* _Task directions_: Copy out the entries below in full and exactly.

* _Data section_:
******

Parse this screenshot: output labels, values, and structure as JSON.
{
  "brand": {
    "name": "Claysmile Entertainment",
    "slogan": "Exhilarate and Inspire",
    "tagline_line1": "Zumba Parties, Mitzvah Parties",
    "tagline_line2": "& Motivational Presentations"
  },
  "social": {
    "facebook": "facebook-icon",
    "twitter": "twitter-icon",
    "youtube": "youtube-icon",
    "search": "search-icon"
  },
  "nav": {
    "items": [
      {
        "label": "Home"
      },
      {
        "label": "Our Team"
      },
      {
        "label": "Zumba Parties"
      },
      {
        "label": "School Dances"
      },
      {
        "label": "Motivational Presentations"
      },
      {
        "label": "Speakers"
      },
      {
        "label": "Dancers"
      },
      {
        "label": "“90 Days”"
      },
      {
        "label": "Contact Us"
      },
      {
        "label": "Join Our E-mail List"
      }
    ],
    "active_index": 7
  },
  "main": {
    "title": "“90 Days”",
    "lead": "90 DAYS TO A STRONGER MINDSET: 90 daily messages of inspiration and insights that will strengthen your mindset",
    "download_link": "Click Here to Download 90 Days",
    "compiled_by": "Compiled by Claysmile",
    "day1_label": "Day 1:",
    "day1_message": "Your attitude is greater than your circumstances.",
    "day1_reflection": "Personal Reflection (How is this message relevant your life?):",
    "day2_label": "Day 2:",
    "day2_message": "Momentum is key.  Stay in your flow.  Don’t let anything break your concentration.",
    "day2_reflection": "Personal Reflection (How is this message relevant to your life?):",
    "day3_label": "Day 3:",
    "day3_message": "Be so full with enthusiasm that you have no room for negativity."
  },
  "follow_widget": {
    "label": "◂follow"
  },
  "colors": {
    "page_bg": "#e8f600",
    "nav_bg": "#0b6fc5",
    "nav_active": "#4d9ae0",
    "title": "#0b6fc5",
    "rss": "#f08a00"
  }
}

******

* _Task solution_:
Parse this screenshot: output labels, values, and structure as JSON.
{
  "brand": {
    "name": "Claysmile Entertainment",
    "slogan": "Exhilarate and Inspire",
    "tagline_line1": "Zumba Parties, Mitzvah Parties",
    "tagline_line2": "& Motivational Presentations"
  },
  "social": {
    "facebook": "facebook-icon",
    "twitter": "twitter-icon",
    "youtube": "youtube-icon",
    "search": "search-icon"
  },
  "nav": {
    "items": [
      {
        "label": "Home"
      },
      {
        "label": "Our Team"
      },
      {
        "label": "Zumba Parties"
      },
      {
        "label": "School Dances"
      },
      {
        "label": "Motivational Presentations"
      },
      {
        "label": "Speakers"
      },
      {
        "label": "Dancers"
      },
      {
        "label": "“90 Days”"
      },
      {
        "label": "Contact Us"
      },
      {
        "label": "Join Our E-mail List"
      }
    ],
    "active_index": 7
  },
  "main": {
    "title": "“90 Days”",
    "lead": "90 DAYS TO A STRONGER MINDSET: 90 daily messages of inspiration and insights that will strengthen your mindset",
    "download_link": "Click Here to Download 90 Days",
    "compiled_by": "Compiled by Claysmile",
    "day1_label": "Day 1:",
    "day1_message": "Your attitude is greater than your circumstances.",
    "day1_reflection": "Personal Reflection (How is this message relevant your life?):",
    "day2_label": "Day 2:",
    "day2_message": "Momentum is key.  Stay in your flow.  Don’t let anything break your concentration.",
    "day2_reflection": "Personal Reflection (How is this message relevant to your life?):",
    "day3_label": "Day 3:",
    "day3_message": "Be so full with enthusiasm that you have no room for negativity."
  },
  "follow_widget": {
    "label": "◂follow"
  },
  "colors": {
    "page_bg": "#e8f600",
    "nav_bg": "#0b6fc5",
    "nav_active": "#4d9ae0",
    "title": "#0b6fc5",
    "rss": "#f08a00"
  }
}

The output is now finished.